# Work required:
Copy all lines that contain the word "document".

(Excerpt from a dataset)
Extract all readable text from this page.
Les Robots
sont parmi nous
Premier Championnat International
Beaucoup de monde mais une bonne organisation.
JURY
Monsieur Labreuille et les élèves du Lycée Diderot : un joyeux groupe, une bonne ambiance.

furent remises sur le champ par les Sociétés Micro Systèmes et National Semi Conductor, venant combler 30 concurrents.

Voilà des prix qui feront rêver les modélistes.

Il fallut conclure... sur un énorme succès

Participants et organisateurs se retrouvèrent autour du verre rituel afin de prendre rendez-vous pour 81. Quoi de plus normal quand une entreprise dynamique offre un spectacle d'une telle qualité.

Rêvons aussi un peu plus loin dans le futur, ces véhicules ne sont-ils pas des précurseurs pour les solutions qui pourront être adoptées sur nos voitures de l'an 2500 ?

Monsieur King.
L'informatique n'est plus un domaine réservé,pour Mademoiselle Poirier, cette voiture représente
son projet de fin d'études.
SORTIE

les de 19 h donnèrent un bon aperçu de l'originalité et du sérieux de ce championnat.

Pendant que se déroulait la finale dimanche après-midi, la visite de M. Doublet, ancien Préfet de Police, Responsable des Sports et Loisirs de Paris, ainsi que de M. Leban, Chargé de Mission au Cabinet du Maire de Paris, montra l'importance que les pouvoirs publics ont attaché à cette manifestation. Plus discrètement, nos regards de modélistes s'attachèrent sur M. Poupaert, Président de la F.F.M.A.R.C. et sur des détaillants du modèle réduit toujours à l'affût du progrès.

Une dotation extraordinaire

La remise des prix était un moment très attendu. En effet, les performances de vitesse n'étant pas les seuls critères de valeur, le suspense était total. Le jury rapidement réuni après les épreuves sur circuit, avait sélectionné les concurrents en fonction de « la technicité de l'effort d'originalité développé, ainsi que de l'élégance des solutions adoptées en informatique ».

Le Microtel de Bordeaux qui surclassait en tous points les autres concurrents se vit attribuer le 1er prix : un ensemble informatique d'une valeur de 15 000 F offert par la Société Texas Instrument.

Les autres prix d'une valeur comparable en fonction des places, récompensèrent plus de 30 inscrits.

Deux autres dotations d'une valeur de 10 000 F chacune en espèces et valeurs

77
==
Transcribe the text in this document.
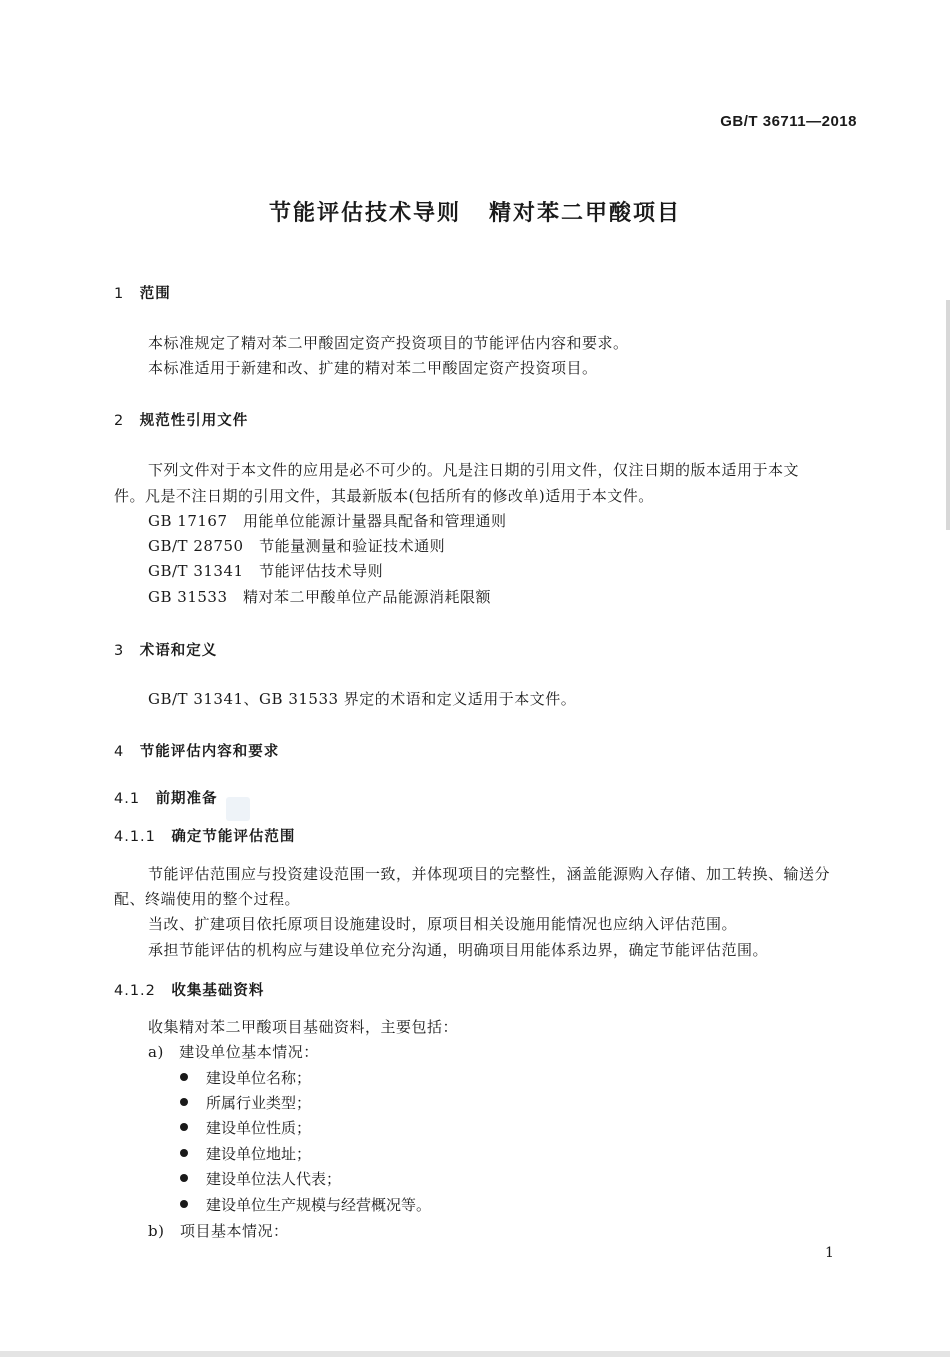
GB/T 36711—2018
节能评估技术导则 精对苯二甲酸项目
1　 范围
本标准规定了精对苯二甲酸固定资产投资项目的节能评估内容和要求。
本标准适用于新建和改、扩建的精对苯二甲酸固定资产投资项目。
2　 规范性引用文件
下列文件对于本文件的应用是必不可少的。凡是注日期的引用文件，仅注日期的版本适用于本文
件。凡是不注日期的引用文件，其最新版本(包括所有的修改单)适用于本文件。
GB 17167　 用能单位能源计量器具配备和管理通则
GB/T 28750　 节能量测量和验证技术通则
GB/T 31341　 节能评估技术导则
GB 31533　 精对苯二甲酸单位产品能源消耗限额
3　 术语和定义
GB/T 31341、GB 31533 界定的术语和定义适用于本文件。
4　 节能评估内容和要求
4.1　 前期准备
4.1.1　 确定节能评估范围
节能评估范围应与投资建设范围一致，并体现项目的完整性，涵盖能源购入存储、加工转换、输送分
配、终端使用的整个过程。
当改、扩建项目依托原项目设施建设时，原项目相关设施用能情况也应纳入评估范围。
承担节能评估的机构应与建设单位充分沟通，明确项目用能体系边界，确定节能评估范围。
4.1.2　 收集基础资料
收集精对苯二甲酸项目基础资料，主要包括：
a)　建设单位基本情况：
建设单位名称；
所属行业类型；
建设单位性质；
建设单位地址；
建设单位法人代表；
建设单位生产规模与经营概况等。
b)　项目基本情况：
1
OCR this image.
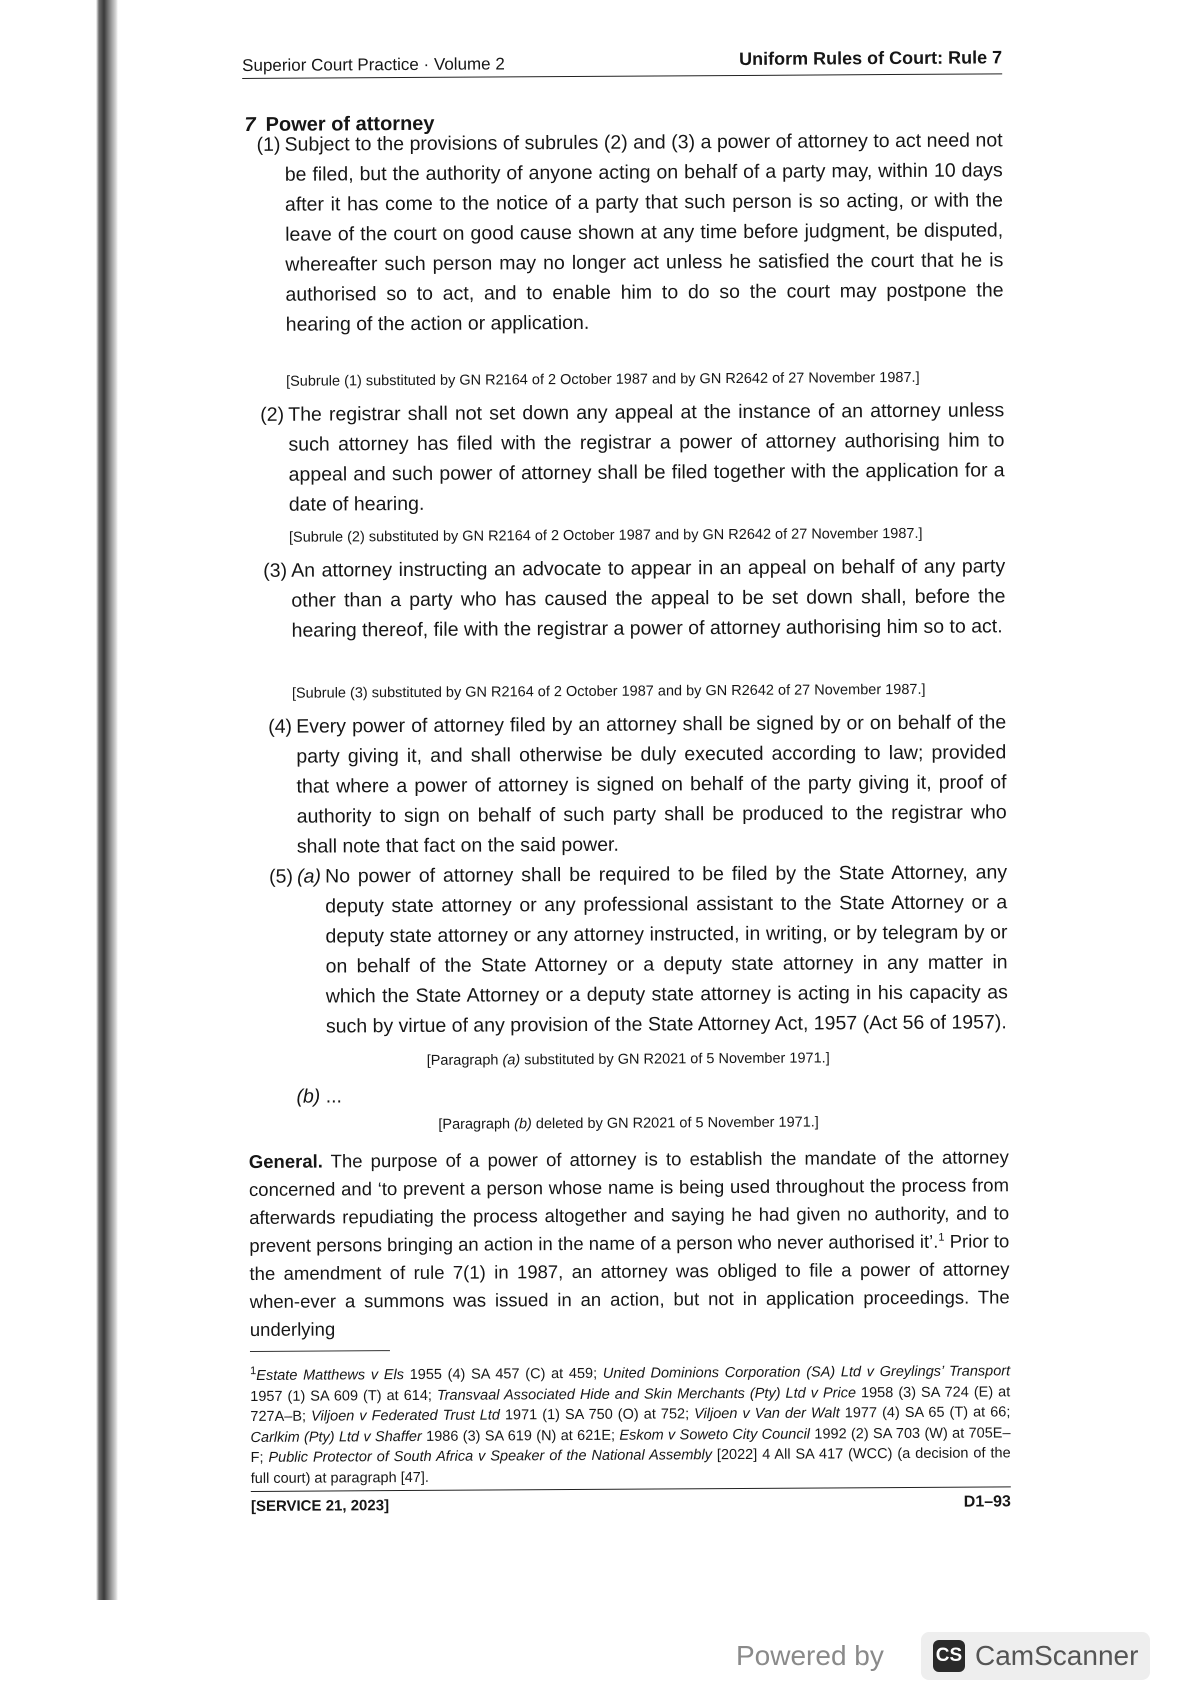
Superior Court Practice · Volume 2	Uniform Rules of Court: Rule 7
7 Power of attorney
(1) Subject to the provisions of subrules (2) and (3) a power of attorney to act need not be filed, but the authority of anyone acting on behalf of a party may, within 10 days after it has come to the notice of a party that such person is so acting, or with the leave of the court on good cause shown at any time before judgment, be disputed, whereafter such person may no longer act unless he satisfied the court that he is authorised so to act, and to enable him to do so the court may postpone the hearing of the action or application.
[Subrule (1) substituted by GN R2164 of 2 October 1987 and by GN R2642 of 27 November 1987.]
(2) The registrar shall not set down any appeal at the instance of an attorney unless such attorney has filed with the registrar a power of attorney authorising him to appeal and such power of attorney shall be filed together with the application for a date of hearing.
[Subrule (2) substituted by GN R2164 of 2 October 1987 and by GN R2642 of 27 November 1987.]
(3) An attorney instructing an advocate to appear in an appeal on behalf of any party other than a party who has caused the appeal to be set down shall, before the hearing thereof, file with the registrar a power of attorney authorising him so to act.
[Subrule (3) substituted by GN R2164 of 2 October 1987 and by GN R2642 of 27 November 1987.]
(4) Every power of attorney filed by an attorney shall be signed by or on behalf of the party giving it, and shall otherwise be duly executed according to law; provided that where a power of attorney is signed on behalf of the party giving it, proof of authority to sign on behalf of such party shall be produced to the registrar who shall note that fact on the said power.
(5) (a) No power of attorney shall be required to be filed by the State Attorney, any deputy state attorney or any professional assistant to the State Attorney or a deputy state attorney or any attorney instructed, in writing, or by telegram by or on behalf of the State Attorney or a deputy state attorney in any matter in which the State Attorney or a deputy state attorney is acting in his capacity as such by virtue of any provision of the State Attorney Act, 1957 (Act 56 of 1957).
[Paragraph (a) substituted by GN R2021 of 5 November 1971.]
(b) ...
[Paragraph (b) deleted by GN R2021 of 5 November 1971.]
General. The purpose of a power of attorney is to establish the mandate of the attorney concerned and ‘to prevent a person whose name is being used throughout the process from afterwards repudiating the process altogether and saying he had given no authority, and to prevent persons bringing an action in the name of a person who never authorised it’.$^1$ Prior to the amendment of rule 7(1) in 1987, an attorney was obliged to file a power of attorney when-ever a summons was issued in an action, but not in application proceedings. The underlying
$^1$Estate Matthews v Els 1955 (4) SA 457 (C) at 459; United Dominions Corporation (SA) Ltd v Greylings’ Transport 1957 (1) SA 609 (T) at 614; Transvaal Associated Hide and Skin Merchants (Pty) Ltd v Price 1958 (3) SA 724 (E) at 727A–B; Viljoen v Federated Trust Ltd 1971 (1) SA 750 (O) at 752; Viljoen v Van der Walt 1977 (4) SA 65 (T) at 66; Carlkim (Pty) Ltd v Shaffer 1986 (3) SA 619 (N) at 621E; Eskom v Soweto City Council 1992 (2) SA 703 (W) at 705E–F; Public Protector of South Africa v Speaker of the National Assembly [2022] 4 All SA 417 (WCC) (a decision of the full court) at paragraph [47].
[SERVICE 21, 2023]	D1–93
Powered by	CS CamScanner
* * *
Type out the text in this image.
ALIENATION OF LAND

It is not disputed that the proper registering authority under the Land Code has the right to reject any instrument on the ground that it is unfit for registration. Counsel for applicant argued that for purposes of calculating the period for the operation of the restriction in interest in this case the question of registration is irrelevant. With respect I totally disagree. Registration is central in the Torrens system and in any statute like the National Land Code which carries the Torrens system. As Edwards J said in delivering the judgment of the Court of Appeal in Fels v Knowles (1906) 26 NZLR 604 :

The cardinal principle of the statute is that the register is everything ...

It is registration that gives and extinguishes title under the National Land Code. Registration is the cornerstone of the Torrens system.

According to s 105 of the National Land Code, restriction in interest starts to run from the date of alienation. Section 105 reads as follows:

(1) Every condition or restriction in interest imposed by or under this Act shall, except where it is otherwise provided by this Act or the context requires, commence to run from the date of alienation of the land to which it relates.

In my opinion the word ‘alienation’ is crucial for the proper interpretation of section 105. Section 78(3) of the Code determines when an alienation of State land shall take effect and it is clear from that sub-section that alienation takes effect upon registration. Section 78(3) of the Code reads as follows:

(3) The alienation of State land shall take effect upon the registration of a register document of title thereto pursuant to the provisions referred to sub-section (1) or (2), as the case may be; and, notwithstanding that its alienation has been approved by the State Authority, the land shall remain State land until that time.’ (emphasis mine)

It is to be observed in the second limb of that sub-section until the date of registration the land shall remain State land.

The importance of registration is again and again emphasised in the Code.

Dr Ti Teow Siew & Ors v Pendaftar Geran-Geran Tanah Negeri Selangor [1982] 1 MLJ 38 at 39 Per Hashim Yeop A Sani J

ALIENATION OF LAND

# Task response:
Transcribe the text in this document.
(3) The alienation of State land shall take effect upon the registration of a register document of title thereto pursuant to the provisions referred to sub-section (1) or (2), as the case may be; and, notwithstanding that its alienation has been approved by the State Authority, the land shall remain State land until that time.’ (emphasis mine)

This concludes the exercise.